Change every "interactable" in the data below to "clickable" and leave everything else as it is.

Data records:
.....
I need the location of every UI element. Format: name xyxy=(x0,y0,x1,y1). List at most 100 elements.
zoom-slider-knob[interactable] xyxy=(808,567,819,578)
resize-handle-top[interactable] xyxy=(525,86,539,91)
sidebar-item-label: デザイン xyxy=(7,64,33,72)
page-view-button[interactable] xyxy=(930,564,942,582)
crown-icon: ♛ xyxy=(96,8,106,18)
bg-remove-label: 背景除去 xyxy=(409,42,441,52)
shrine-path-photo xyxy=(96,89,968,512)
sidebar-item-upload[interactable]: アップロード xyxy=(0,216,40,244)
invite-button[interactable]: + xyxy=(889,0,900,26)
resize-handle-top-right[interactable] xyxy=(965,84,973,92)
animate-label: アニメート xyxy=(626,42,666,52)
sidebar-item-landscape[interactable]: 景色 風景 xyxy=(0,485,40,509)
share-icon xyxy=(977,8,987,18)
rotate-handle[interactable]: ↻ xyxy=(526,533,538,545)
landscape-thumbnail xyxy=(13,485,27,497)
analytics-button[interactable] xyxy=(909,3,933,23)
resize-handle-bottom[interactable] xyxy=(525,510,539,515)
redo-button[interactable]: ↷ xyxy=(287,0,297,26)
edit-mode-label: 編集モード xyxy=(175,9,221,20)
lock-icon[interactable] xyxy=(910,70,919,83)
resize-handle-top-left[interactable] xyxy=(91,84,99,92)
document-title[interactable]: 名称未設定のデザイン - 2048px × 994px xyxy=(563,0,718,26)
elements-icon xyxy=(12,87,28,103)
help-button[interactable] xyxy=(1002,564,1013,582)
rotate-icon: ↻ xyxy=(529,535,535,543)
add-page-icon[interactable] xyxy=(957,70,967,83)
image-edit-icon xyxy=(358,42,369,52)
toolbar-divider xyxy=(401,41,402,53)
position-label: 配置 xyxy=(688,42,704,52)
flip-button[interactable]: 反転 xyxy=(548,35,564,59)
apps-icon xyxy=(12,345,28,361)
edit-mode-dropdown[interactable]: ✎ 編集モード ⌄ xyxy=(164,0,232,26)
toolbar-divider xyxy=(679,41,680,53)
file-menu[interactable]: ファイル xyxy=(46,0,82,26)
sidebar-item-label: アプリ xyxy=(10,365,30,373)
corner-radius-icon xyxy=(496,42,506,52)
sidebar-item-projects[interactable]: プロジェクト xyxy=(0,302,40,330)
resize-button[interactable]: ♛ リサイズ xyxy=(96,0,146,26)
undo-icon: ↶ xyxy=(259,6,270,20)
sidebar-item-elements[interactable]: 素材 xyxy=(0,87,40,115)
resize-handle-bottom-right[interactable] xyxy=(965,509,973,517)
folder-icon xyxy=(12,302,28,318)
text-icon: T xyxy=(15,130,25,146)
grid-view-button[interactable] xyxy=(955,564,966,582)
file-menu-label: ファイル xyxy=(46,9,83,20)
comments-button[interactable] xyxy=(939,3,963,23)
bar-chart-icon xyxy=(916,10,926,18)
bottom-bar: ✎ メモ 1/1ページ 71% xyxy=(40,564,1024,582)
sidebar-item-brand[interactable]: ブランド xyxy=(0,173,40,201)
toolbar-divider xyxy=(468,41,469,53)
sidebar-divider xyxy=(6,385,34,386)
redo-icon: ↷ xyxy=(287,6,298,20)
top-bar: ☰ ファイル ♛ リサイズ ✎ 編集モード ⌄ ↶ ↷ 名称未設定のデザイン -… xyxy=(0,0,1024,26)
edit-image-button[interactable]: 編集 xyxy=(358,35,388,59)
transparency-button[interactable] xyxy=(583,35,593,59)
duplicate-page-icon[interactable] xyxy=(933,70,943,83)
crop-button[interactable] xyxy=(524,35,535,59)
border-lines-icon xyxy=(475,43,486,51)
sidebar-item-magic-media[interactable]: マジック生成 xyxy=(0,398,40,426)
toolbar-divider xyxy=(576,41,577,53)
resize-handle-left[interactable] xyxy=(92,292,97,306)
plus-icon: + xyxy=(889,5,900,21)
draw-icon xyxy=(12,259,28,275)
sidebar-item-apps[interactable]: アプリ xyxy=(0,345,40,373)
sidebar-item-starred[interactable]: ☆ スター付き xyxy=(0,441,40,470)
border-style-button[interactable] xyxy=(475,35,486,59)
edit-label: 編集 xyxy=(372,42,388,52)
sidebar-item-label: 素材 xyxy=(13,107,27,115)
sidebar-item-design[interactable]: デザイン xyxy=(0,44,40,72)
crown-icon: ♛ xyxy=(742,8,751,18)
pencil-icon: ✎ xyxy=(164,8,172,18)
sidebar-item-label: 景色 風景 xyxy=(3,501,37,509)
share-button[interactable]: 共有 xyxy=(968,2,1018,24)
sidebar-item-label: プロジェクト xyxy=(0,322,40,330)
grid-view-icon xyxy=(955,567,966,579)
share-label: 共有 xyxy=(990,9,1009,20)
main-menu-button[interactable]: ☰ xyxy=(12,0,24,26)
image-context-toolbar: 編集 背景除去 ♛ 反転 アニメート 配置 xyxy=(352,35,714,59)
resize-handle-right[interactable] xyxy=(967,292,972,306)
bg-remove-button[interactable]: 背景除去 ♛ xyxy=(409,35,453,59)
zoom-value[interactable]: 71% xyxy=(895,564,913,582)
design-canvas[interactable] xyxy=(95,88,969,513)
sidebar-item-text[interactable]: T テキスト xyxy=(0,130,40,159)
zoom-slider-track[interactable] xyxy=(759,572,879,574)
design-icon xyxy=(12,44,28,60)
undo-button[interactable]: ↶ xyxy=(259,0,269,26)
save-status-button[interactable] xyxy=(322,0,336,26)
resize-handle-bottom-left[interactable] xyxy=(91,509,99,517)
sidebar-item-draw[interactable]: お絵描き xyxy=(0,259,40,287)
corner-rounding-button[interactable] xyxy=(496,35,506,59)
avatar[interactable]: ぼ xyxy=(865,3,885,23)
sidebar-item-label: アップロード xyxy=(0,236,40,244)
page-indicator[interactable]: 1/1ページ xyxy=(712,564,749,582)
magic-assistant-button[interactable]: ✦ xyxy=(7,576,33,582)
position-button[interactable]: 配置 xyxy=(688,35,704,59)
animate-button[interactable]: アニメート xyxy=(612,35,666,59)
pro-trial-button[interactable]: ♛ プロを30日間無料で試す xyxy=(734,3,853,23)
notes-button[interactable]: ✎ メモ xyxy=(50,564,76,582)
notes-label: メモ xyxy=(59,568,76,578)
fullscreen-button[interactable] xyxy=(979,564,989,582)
.....
# Written response:
I need the location of every UI element. Format: name xyxy=(x0,y0,x1,y1). List at most 100 elements.
zoom-slider-knob[clickable] xyxy=(808,567,819,578)
resize-handle-top[clickable] xyxy=(525,86,539,91)
sidebar-item-label: デザイン xyxy=(7,64,33,72)
page-view-button[clickable] xyxy=(930,564,942,582)
crown-icon: ♛ xyxy=(96,8,106,18)
bg-remove-label: 背景除去 xyxy=(409,42,441,52)
shrine-path-photo xyxy=(96,89,968,512)
sidebar-item-upload[clickable]: アップロード xyxy=(0,216,40,244)
invite-button[clickable]: + xyxy=(889,0,900,26)
resize-handle-top-right[clickable] xyxy=(965,84,973,92)
animate-label: アニメート xyxy=(626,42,666,52)
sidebar-item-landscape[clickable]: 景色 風景 xyxy=(0,485,40,509)
share-icon xyxy=(977,8,987,18)
rotate-handle[clickable]: ↻ xyxy=(526,533,538,545)
landscape-thumbnail xyxy=(13,485,27,497)
analytics-button[clickable] xyxy=(909,3,933,23)
resize-handle-bottom[clickable] xyxy=(525,510,539,515)
redo-button[clickable]: ↷ xyxy=(287,0,297,26)
edit-mode-label: 編集モード xyxy=(175,9,221,20)
lock-icon[clickable] xyxy=(910,70,919,83)
resize-handle-top-left[clickable] xyxy=(91,84,99,92)
document-title[clickable]: 名称未設定のデザイン - 2048px × 994px xyxy=(563,0,718,26)
elements-icon xyxy=(12,87,28,103)
help-button[clickable] xyxy=(1002,564,1013,582)
rotate-icon: ↻ xyxy=(529,535,535,543)
add-page-icon[clickable] xyxy=(957,70,967,83)
image-edit-icon xyxy=(358,42,369,52)
toolbar-divider xyxy=(401,41,402,53)
position-label: 配置 xyxy=(688,42,704,52)
flip-button[clickable]: 反転 xyxy=(548,35,564,59)
apps-icon xyxy=(12,345,28,361)
edit-mode-dropdown[clickable]: ✎ 編集モード ⌄ xyxy=(164,0,232,26)
toolbar-divider xyxy=(679,41,680,53)
file-menu[clickable]: ファイル xyxy=(46,0,82,26)
sidebar-item-label: アプリ xyxy=(10,365,30,373)
corner-radius-icon xyxy=(496,42,506,52)
sidebar-item-projects[clickable]: プロジェクト xyxy=(0,302,40,330)
resize-button[clickable]: ♛ リサイズ xyxy=(96,0,146,26)
undo-icon: ↶ xyxy=(259,6,270,20)
sidebar-item-elements[clickable]: 素材 xyxy=(0,87,40,115)
resize-handle-bottom-right[clickable] xyxy=(965,509,973,517)
folder-icon xyxy=(12,302,28,318)
text-icon: T xyxy=(15,130,25,146)
grid-view-button[clickable] xyxy=(955,564,966,582)
file-menu-label: ファイル xyxy=(46,9,83,20)
comments-button[clickable] xyxy=(939,3,963,23)
bar-chart-icon xyxy=(916,10,926,18)
bottom-bar: ✎ メモ 1/1ページ 71% xyxy=(40,564,1024,582)
sidebar-item-brand[clickable]: ブランド xyxy=(0,173,40,201)
toolbar-divider xyxy=(468,41,469,53)
sidebar-divider xyxy=(6,385,34,386)
redo-icon: ↷ xyxy=(287,6,298,20)
top-bar: ☰ ファイル ♛ リサイズ ✎ 編集モード ⌄ ↶ ↷ 名称未設定のデザイン -… xyxy=(0,0,1024,26)
edit-image-button[clickable]: 編集 xyxy=(358,35,388,59)
transparency-button[clickable] xyxy=(583,35,593,59)
duplicate-page-icon[clickable] xyxy=(933,70,943,83)
crop-button[clickable] xyxy=(524,35,535,59)
border-lines-icon xyxy=(475,43,486,51)
sidebar-item-magic-media[clickable]: マジック生成 xyxy=(0,398,40,426)
toolbar-divider xyxy=(576,41,577,53)
resize-handle-left[clickable] xyxy=(92,292,97,306)
plus-icon: + xyxy=(889,5,900,21)
draw-icon xyxy=(12,259,28,275)
sidebar-item-apps[clickable]: アプリ xyxy=(0,345,40,373)
sidebar-item-starred[clickable]: ☆ スター付き xyxy=(0,441,40,470)
border-style-button[clickable] xyxy=(475,35,486,59)
edit-label: 編集 xyxy=(372,42,388,52)
sidebar-item-label: 素材 xyxy=(13,107,27,115)
sidebar-item-design[clickable]: デザイン xyxy=(0,44,40,72)
crown-icon: ♛ xyxy=(742,8,751,18)
pencil-icon: ✎ xyxy=(164,8,172,18)
sidebar-item-label: 景色 風景 xyxy=(3,501,37,509)
share-button[clickable]: 共有 xyxy=(968,2,1018,24)
sidebar-item-label: プロジェクト xyxy=(0,322,40,330)
grid-view-icon xyxy=(955,567,966,579)
share-label: 共有 xyxy=(990,9,1009,20)
main-menu-button[clickable]: ☰ xyxy=(12,0,24,26)
image-context-toolbar: 編集 背景除去 ♛ 反転 アニメート 配置 xyxy=(352,35,714,59)
resize-handle-right[clickable] xyxy=(967,292,972,306)
bg-remove-button[clickable]: 背景除去 ♛ xyxy=(409,35,453,59)
zoom-value[clickable]: 71% xyxy=(895,564,913,582)
design-canvas[clickable] xyxy=(95,88,969,513)
sidebar-item-text[clickable]: T テキスト xyxy=(0,130,40,159)
zoom-slider-track[clickable] xyxy=(759,572,879,574)
design-icon xyxy=(12,44,28,60)
undo-button[clickable]: ↶ xyxy=(259,0,269,26)
save-status-button[clickable] xyxy=(322,0,336,26)
resize-handle-bottom-left[clickable] xyxy=(91,509,99,517)
sidebar-item-draw[clickable]: お絵描き xyxy=(0,259,40,287)
corner-rounding-button[clickable] xyxy=(496,35,506,59)
avatar[clickable]: ぼ xyxy=(865,3,885,23)
sidebar-item-label: アップロード xyxy=(0,236,40,244)
page-indicator[clickable]: 1/1ページ xyxy=(712,564,749,582)
magic-assistant-button[clickable]: ✦ xyxy=(7,576,33,582)
position-button[clickable]: 配置 xyxy=(688,35,704,59)
animate-button[clickable]: アニメート xyxy=(612,35,666,59)
pro-trial-button[clickable]: ♛ プロを30日間無料で試す xyxy=(734,3,853,23)
notes-button[clickable]: ✎ メモ xyxy=(50,564,76,582)
notes-label: メモ xyxy=(59,568,76,578)
fullscreen-button[clickable] xyxy=(979,564,989,582)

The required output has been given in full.